__SHORT EXERCISE__.
Tally the lines holding the string "USDCAD" and reply with that number alone.
··· EXTRACTED RECORDS ···
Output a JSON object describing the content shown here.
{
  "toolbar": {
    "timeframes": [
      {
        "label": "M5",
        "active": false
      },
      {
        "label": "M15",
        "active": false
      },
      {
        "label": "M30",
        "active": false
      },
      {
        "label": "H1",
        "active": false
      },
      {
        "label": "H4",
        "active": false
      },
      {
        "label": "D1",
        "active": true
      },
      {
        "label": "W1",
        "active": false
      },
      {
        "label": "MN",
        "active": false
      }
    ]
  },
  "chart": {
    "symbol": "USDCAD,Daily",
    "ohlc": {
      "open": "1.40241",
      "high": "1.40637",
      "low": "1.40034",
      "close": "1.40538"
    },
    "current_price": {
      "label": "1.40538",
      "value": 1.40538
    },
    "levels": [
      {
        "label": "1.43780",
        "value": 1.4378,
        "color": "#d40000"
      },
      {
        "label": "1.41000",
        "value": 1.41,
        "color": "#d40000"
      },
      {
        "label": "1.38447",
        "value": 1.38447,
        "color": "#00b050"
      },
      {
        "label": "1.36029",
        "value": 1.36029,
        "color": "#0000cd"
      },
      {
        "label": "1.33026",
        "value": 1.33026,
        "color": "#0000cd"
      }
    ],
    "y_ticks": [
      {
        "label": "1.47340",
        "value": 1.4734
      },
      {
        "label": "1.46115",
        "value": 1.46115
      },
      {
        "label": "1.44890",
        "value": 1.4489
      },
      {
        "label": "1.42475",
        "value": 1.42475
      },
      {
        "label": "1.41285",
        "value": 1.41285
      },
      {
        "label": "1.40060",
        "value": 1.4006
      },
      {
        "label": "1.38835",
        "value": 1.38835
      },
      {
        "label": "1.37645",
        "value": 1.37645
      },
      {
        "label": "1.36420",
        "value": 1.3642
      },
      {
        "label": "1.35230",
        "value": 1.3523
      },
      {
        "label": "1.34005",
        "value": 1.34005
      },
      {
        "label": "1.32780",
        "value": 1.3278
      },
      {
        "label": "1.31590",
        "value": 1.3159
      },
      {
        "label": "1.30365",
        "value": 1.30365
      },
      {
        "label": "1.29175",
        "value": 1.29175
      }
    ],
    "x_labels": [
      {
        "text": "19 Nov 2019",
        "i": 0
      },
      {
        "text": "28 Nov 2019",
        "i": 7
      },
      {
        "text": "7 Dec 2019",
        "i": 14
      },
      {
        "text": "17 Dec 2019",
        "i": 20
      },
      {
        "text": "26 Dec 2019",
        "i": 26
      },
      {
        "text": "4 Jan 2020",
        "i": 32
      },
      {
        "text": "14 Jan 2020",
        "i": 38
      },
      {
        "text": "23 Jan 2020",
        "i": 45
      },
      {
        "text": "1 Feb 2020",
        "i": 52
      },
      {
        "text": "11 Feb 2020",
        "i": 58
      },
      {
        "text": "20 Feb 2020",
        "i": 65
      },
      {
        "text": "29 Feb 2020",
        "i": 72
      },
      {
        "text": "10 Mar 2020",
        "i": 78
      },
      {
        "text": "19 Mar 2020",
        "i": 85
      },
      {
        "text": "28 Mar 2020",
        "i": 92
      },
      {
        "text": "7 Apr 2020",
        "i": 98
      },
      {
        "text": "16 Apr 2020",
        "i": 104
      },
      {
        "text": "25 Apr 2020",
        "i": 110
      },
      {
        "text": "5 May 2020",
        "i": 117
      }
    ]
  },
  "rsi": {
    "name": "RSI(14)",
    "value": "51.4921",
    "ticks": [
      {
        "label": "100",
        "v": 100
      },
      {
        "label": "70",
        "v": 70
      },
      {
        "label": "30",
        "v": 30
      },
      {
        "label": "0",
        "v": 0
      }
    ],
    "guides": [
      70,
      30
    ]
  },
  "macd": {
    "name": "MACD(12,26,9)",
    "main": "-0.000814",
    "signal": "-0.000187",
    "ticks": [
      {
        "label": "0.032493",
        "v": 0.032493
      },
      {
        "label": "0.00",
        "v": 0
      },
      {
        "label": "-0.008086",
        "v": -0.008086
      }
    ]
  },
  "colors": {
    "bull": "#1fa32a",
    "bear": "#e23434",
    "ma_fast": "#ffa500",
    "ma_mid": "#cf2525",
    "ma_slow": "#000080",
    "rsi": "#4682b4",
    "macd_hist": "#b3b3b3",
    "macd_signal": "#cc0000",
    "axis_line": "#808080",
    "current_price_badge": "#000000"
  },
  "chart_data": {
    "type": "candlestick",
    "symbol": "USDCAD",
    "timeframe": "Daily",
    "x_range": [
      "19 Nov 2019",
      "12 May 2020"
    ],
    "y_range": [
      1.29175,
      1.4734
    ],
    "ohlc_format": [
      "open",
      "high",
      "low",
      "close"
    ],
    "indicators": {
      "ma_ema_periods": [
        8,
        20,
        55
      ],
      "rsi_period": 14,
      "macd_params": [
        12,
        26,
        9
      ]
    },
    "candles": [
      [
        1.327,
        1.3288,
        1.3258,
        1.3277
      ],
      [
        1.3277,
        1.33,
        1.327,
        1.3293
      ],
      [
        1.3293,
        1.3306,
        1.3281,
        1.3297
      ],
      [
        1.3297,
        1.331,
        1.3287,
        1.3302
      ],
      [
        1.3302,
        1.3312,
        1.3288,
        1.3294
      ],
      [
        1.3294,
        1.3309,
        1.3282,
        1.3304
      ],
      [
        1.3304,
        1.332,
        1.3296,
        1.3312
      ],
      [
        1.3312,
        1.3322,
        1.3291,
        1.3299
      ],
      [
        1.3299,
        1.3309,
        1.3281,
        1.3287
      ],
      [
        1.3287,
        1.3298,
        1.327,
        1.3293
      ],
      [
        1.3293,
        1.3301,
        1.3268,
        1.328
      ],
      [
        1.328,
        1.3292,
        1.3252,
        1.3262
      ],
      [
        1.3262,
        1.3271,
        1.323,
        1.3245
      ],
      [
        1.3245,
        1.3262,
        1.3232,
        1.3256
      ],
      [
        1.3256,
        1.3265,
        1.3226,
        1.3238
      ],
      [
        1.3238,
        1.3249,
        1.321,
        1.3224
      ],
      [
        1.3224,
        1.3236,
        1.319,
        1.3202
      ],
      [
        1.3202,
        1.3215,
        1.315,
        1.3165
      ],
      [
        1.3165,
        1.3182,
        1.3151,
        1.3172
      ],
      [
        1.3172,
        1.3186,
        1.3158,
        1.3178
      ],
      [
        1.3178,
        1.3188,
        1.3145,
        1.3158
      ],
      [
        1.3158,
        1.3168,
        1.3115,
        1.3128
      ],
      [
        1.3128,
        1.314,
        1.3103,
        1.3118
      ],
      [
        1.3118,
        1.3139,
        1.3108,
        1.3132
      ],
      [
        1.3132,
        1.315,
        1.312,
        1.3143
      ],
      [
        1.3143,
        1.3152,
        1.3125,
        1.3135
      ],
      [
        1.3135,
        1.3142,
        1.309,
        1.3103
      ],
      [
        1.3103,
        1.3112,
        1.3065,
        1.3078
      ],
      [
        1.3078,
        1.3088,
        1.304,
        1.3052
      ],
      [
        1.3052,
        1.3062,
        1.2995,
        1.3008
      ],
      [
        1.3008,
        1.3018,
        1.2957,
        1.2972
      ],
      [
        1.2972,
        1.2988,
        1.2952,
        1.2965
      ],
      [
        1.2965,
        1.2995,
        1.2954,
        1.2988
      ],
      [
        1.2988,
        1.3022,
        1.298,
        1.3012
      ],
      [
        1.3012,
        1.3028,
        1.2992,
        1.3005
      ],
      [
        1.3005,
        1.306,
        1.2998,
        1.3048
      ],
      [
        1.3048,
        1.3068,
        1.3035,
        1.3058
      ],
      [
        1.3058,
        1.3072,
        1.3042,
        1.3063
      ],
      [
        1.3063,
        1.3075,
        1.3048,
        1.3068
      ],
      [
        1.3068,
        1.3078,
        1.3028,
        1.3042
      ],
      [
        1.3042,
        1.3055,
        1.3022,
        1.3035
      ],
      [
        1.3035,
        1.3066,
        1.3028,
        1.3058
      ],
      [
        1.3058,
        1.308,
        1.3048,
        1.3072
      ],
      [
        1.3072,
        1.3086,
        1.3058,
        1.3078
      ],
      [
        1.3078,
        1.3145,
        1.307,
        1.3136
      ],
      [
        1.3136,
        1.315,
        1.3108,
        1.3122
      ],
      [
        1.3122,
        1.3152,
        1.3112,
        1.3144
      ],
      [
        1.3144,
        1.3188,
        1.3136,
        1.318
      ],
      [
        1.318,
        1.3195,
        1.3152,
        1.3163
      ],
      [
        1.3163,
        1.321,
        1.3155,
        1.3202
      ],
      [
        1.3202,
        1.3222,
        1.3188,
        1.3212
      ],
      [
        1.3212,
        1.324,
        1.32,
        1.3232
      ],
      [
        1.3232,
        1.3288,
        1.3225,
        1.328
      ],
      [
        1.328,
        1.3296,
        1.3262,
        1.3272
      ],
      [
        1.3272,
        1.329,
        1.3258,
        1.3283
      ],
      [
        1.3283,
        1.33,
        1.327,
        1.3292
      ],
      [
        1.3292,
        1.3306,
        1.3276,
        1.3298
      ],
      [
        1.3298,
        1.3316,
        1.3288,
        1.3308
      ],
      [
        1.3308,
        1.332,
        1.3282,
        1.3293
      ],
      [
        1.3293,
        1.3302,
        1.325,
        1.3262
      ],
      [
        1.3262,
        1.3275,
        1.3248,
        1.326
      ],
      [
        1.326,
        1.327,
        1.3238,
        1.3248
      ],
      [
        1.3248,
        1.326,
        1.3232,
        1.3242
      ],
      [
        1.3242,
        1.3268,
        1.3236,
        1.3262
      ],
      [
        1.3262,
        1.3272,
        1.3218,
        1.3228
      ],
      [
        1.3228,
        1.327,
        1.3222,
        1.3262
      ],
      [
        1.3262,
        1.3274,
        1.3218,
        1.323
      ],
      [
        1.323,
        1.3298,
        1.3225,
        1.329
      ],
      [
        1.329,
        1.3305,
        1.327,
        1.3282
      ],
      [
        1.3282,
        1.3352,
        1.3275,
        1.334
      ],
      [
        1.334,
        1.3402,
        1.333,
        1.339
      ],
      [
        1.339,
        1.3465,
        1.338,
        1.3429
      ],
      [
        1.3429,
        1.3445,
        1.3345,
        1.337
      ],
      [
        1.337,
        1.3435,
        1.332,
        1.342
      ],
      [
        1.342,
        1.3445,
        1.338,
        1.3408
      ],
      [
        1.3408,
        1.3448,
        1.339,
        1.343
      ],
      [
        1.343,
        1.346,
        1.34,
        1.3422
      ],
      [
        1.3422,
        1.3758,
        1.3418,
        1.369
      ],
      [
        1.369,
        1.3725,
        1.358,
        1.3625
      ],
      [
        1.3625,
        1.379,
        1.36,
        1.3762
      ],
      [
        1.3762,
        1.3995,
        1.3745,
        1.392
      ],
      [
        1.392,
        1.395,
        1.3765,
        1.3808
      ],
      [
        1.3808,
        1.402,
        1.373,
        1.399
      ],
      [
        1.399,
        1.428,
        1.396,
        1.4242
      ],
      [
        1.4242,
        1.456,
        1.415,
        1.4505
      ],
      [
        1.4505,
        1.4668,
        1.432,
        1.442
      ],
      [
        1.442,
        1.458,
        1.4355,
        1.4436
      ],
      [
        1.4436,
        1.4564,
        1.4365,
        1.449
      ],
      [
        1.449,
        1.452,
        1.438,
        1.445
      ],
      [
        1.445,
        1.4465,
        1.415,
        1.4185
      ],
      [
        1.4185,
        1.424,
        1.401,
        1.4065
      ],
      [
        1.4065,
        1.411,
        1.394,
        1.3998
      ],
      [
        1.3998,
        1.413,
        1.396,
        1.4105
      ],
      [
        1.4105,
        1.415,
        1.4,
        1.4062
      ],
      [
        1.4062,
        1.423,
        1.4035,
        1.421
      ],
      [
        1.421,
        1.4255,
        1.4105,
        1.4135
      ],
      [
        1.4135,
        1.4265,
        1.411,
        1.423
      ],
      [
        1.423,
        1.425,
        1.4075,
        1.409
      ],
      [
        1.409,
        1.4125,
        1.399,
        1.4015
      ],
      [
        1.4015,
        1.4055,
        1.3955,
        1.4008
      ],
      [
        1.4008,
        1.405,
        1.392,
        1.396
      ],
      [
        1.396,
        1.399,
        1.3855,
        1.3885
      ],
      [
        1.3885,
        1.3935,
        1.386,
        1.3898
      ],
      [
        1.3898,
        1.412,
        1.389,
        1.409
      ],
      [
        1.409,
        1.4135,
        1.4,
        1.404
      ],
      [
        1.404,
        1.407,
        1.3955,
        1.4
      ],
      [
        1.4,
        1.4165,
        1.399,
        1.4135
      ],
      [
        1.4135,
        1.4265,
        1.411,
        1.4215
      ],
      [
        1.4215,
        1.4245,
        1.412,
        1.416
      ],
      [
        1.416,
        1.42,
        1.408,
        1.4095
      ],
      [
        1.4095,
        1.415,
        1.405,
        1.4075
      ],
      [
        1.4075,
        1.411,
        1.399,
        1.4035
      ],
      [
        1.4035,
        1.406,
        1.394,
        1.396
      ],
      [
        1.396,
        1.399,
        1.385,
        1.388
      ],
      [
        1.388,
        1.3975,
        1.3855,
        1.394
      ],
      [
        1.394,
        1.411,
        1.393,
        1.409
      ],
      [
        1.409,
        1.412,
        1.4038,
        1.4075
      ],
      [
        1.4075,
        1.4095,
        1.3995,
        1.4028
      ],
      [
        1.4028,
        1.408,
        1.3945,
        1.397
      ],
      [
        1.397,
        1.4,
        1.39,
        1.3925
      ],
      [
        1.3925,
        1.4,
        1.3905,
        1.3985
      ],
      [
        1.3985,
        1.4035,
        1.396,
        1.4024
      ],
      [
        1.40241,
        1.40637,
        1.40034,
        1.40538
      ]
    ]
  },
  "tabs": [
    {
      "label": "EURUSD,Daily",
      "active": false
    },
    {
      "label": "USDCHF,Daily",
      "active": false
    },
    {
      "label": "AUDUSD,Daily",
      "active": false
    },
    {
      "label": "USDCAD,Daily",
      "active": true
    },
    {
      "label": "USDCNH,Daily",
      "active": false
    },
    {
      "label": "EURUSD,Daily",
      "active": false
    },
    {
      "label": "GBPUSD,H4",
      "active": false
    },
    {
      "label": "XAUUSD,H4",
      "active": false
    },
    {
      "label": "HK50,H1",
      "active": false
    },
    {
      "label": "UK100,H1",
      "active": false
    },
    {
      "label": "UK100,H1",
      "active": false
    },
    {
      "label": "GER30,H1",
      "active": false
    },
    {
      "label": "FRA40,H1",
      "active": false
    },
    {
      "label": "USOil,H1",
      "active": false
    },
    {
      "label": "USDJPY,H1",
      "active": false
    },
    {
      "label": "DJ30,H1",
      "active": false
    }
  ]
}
···
__RESULT FOR THIS TASK__.
3